— START —

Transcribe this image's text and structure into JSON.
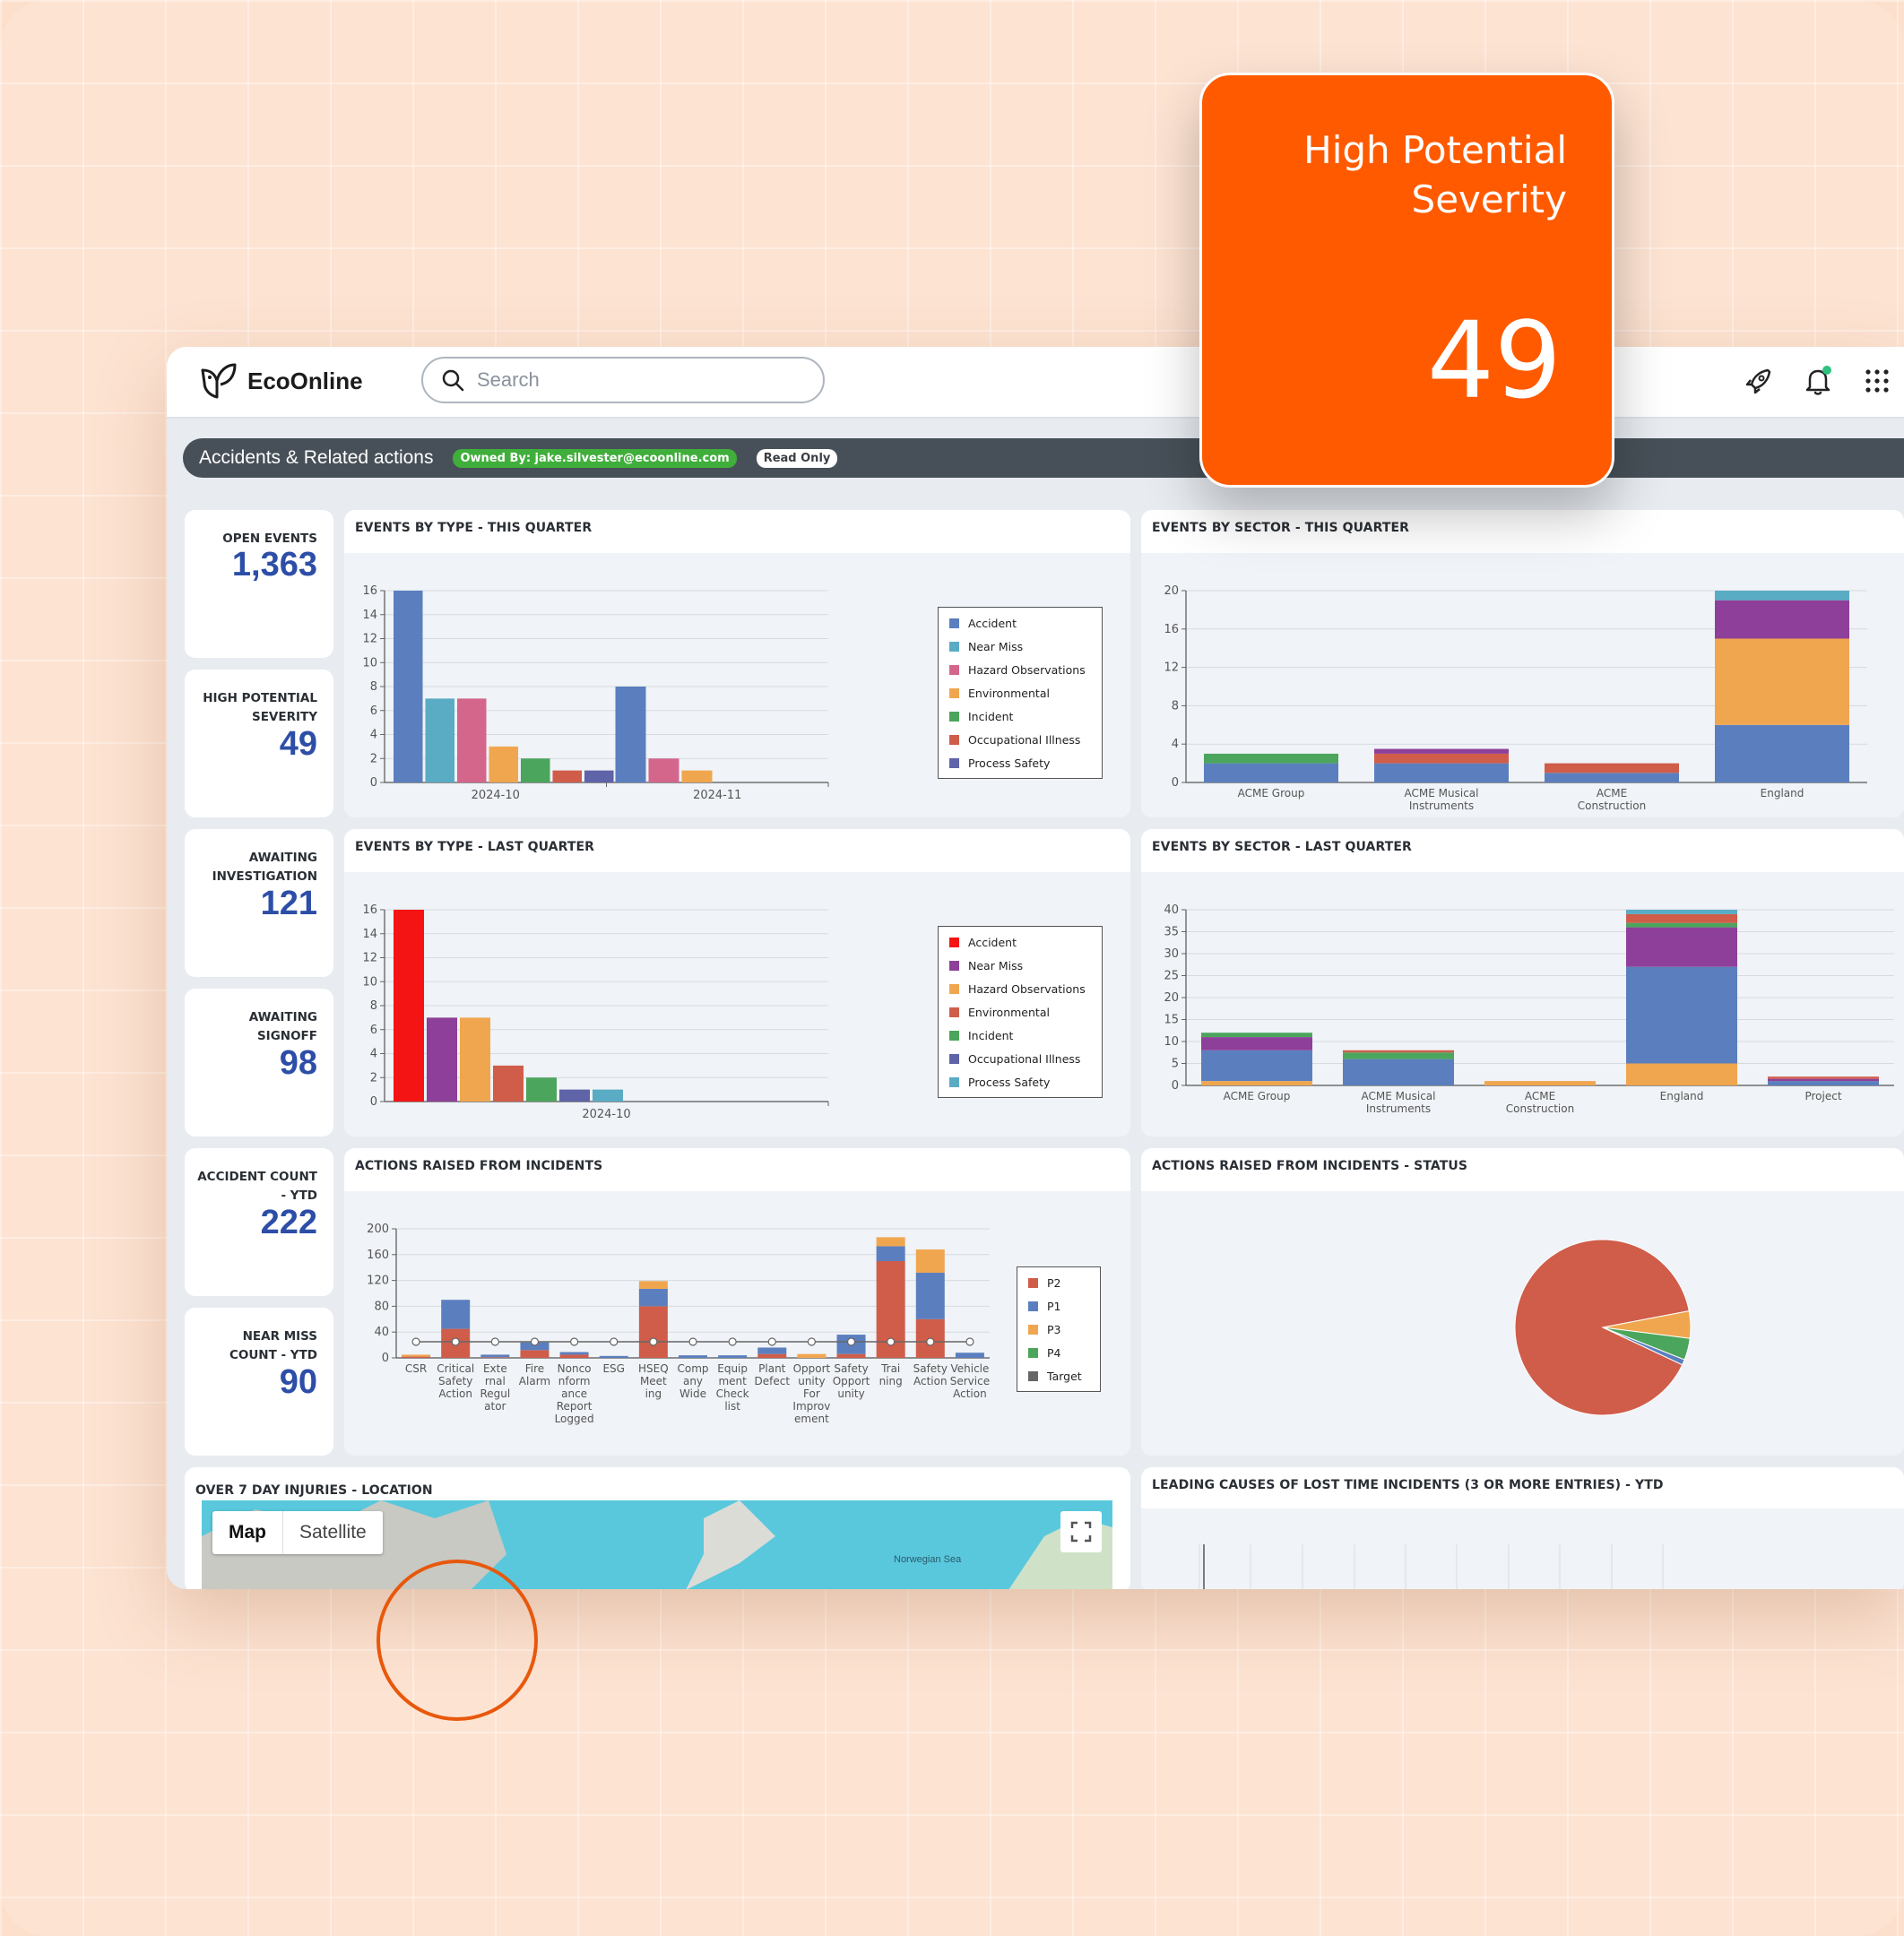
{
  "app": {
    "brand": "EcoOnline",
    "search_placeholder": "Search"
  },
  "dashboard": {
    "title": "Accidents & Related actions",
    "owner_badge": "Owned By: jake.silvester@ecoonline.com",
    "access_badge": "Read Only"
  },
  "callout": {
    "title": "High Potential Severity",
    "value": "49",
    "color": "#ff5a00"
  },
  "kpis": [
    {
      "label": "OPEN EVENTS",
      "value": "1,363"
    },
    {
      "label": "HIGH POTENTIAL SEVERITY",
      "value": "49"
    },
    {
      "label": "AWAITING INVESTIGATION",
      "value": "121"
    },
    {
      "label": "AWAITING SIGNOFF",
      "value": "98"
    },
    {
      "label": "ACCIDENT COUNT - YTD",
      "value": "222"
    },
    {
      "label": "NEAR MISS COUNT - YTD",
      "value": "90"
    }
  ],
  "panels": {
    "type_this_q": "EVENTS BY TYPE - THIS QUARTER",
    "sector_this_q": "EVENTS BY SECTOR - THIS QUARTER",
    "type_last_q": "EVENTS BY TYPE - LAST QUARTER",
    "sector_last_q": "EVENTS BY SECTOR - LAST QUARTER",
    "actions": "ACTIONS RAISED FROM INCIDENTS",
    "actions_status": "ACTIONS RAISED FROM INCIDENTS - STATUS",
    "map": "OVER 7 DAY INJURIES - LOCATION",
    "lost_time": "LEADING CAUSES OF LOST TIME INCIDENTS (3 OR MORE ENTRIES) - YTD"
  },
  "map": {
    "tab_map": "Map",
    "tab_satellite": "Satellite",
    "sea_label": "Norwegian Sea"
  },
  "chart_data": [
    {
      "id": "type_this_q",
      "type": "bar",
      "categories": [
        "2024-10",
        "2024-11"
      ],
      "ylim": [
        0,
        16
      ],
      "yticks": [
        0,
        2,
        4,
        6,
        8,
        10,
        12,
        14,
        16
      ],
      "series": [
        {
          "name": "Accident",
          "color": "#5b7fbe",
          "values": [
            16,
            8
          ]
        },
        {
          "name": "Near Miss",
          "color": "#5aabc4",
          "values": [
            7,
            0
          ]
        },
        {
          "name": "Hazard Observations",
          "color": "#d4668c",
          "values": [
            7,
            2
          ]
        },
        {
          "name": "Environmental",
          "color": "#f0a64f",
          "values": [
            3,
            1
          ]
        },
        {
          "name": "Incident",
          "color": "#4ba55c",
          "values": [
            2,
            0
          ]
        },
        {
          "name": "Occupational Illness",
          "color": "#cf5d4a",
          "values": [
            1,
            0
          ]
        },
        {
          "name": "Process Safety",
          "color": "#5f63a8",
          "values": [
            1,
            0
          ]
        }
      ],
      "legend": "right"
    },
    {
      "id": "sector_this_q",
      "type": "bar",
      "stacked": true,
      "categories": [
        "ACME Group",
        "ACME Musical Instruments",
        "ACME Construction",
        "England"
      ],
      "ylim": [
        0,
        20
      ],
      "yticks": [
        0,
        4,
        8,
        12,
        16,
        20
      ],
      "series": [
        {
          "color": "#5b7fbe",
          "values": [
            2,
            2,
            1,
            6
          ]
        },
        {
          "color": "#cf5d4a",
          "values": [
            0,
            1,
            1,
            0
          ]
        },
        {
          "color": "#4ba55c",
          "values": [
            1,
            0,
            0,
            0
          ]
        },
        {
          "color": "#f0a64f",
          "values": [
            0,
            0,
            0,
            9
          ]
        },
        {
          "color": "#8e3f99",
          "values": [
            0,
            0.5,
            0,
            4
          ]
        },
        {
          "color": "#5aabc4",
          "values": [
            0,
            0,
            0,
            1
          ]
        }
      ]
    },
    {
      "id": "type_last_q",
      "type": "bar",
      "categories": [
        "2024-10"
      ],
      "ylim": [
        0,
        16
      ],
      "yticks": [
        0,
        2,
        4,
        6,
        8,
        10,
        12,
        14,
        16
      ],
      "series": [
        {
          "name": "Accident",
          "color": "#f51414",
          "values": [
            16
          ]
        },
        {
          "name": "Near Miss",
          "color": "#8e3f99",
          "values": [
            7
          ]
        },
        {
          "name": "Hazard Observations",
          "color": "#f0a64f",
          "values": [
            7
          ]
        },
        {
          "name": "Environmental",
          "color": "#cf5d4a",
          "values": [
            3
          ]
        },
        {
          "name": "Incident",
          "color": "#4ba55c",
          "values": [
            2
          ]
        },
        {
          "name": "Occupational Illness",
          "color": "#5f63a8",
          "values": [
            1
          ]
        },
        {
          "name": "Process Safety",
          "color": "#5aabc4",
          "values": [
            1
          ]
        }
      ],
      "legend": "right"
    },
    {
      "id": "sector_last_q",
      "type": "bar",
      "stacked": true,
      "categories": [
        "ACME Group",
        "ACME Musical Instruments",
        "ACME Construction",
        "England",
        "Project"
      ],
      "ylim": [
        0,
        40
      ],
      "yticks": [
        0,
        5,
        10,
        15,
        20,
        25,
        30,
        35,
        40
      ],
      "series": [
        {
          "color": "#f0a64f",
          "values": [
            1,
            0,
            1,
            5,
            0
          ]
        },
        {
          "color": "#5b7fbe",
          "values": [
            7,
            6,
            0,
            22,
            1
          ]
        },
        {
          "color": "#8e3f99",
          "values": [
            3,
            0,
            0,
            9,
            0.5
          ]
        },
        {
          "color": "#4ba55c",
          "values": [
            1,
            1.5,
            0,
            1,
            0
          ]
        },
        {
          "color": "#cf5d4a",
          "values": [
            0,
            0.5,
            0,
            2,
            0.5
          ]
        },
        {
          "color": "#5aabc4",
          "values": [
            0,
            0,
            0,
            1,
            0
          ]
        }
      ]
    },
    {
      "id": "actions",
      "type": "bar",
      "stacked": true,
      "categories": [
        "CSR",
        "Critical Safety Action",
        "External Regulator",
        "Fire Alarm",
        "Nonconformance Report Logged",
        "ESG",
        "HSEQ Meeting",
        "Company Wide",
        "Equipment Check list",
        "Plant Defect",
        "Opportunity For Improvement",
        "Safety Opportunity",
        "Training",
        "Safety Action",
        "Vehicle Service Action"
      ],
      "category_labels": [
        [
          "CSR"
        ],
        [
          "Critical",
          "Safety",
          "Action"
        ],
        [
          "Exte",
          "rnal",
          "Regul",
          "ator"
        ],
        [
          "Fire",
          "Alarm"
        ],
        [
          "Nonco",
          "nform",
          "ance",
          "Report",
          "Logged"
        ],
        [
          "ESG"
        ],
        [
          "HSEQ",
          "Meet",
          "ing"
        ],
        [
          "Comp",
          "any",
          "Wide"
        ],
        [
          "Equip",
          "ment",
          "Check",
          "list"
        ],
        [
          "Plant",
          "Defect"
        ],
        [
          "Opport",
          "unity",
          "For",
          "Improv",
          "ement"
        ],
        [
          "Safety",
          "Opport",
          "unity"
        ],
        [
          "Trai",
          "ning"
        ],
        [
          "Safety",
          "Action"
        ],
        [
          "Vehicle",
          "Service",
          "Action"
        ]
      ],
      "ylim": [
        0,
        200
      ],
      "yticks": [
        0,
        40,
        80,
        120,
        160,
        200
      ],
      "series": [
        {
          "name": "P2",
          "color": "#cf5d4a",
          "values": [
            2,
            45,
            1,
            12,
            5,
            0,
            80,
            0,
            0,
            6,
            0,
            6,
            150,
            60,
            0
          ]
        },
        {
          "name": "P1",
          "color": "#5b7fbe",
          "values": [
            0,
            45,
            4,
            12,
            4,
            3,
            27,
            4,
            4,
            10,
            0,
            30,
            23,
            72,
            8
          ]
        },
        {
          "name": "P3",
          "color": "#f0a64f",
          "values": [
            3,
            0,
            0,
            0,
            0,
            0,
            12,
            0,
            0,
            0,
            6,
            0,
            14,
            36,
            0
          ]
        },
        {
          "name": "P4",
          "color": "#4ba55c",
          "values": [
            0,
            0,
            0,
            0,
            0,
            0,
            0,
            0,
            0,
            0,
            0,
            0,
            0,
            0,
            0
          ]
        },
        {
          "name": "Target",
          "color": "#666666",
          "type": "line",
          "values": [
            25,
            25,
            25,
            25,
            25,
            25,
            25,
            25,
            25,
            25,
            25,
            25,
            25,
            25,
            25
          ]
        }
      ],
      "legend": "right"
    },
    {
      "id": "actions_status",
      "type": "pie",
      "slices": [
        {
          "color": "#cf5d4a",
          "value": 90
        },
        {
          "color": "#f0a64f",
          "value": 5
        },
        {
          "color": "#4ba55c",
          "value": 4
        },
        {
          "color": "#5b7fbe",
          "value": 1
        }
      ]
    }
  ]
}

— END —

Give only the number of lines in the entries above that contain the string "Logged".

2